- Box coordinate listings
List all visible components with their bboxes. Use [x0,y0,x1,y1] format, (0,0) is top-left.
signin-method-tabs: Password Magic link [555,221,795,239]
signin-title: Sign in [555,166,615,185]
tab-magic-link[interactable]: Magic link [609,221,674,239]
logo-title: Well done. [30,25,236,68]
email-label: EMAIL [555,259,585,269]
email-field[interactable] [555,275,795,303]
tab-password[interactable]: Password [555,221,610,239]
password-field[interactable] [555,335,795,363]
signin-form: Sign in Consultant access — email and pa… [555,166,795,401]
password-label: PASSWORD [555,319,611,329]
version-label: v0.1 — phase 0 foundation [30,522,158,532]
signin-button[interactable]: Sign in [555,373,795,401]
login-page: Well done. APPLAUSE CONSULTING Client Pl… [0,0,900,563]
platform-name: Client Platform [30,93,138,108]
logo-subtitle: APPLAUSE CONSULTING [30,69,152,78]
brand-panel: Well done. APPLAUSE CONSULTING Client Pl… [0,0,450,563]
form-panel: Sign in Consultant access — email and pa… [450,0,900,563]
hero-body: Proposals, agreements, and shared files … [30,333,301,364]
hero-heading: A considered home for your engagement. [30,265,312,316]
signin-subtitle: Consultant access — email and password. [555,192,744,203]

- THE REQUEST
Copy every line of the data above word for word, with nothing changed.

- REPLY TO THE EXERCISE
List all visible components with their bboxes. Use [x0,y0,x1,y1] format, (0,0) is top-left.
signin-method-tabs: Password Magic link [555,221,795,239]
signin-title: Sign in [555,166,615,185]
tab-magic-link[interactable]: Magic link [609,221,674,239]
logo-title: Well done. [30,25,236,68]
email-label: EMAIL [555,259,585,269]
email-field[interactable] [555,275,795,303]
tab-password[interactable]: Password [555,221,610,239]
password-field[interactable] [555,335,795,363]
signin-form: Sign in Consultant access — email and pa… [555,166,795,401]
password-label: PASSWORD [555,319,611,329]
version-label: v0.1 — phase 0 foundation [30,522,158,532]
signin-button[interactable]: Sign in [555,373,795,401]
login-page: Well done. APPLAUSE CONSULTING Client Pl… [0,0,900,563]
platform-name: Client Platform [30,93,138,108]
logo-subtitle: APPLAUSE CONSULTING [30,69,152,78]
brand-panel: Well done. APPLAUSE CONSULTING Client Pl… [0,0,450,563]
form-panel: Sign in Consultant access — email and pa… [450,0,900,563]
hero-body: Proposals, agreements, and shared files … [30,333,301,364]
hero-heading: A considered home for your engagement. [30,265,312,316]
signin-subtitle: Consultant access — email and password. [555,192,744,203]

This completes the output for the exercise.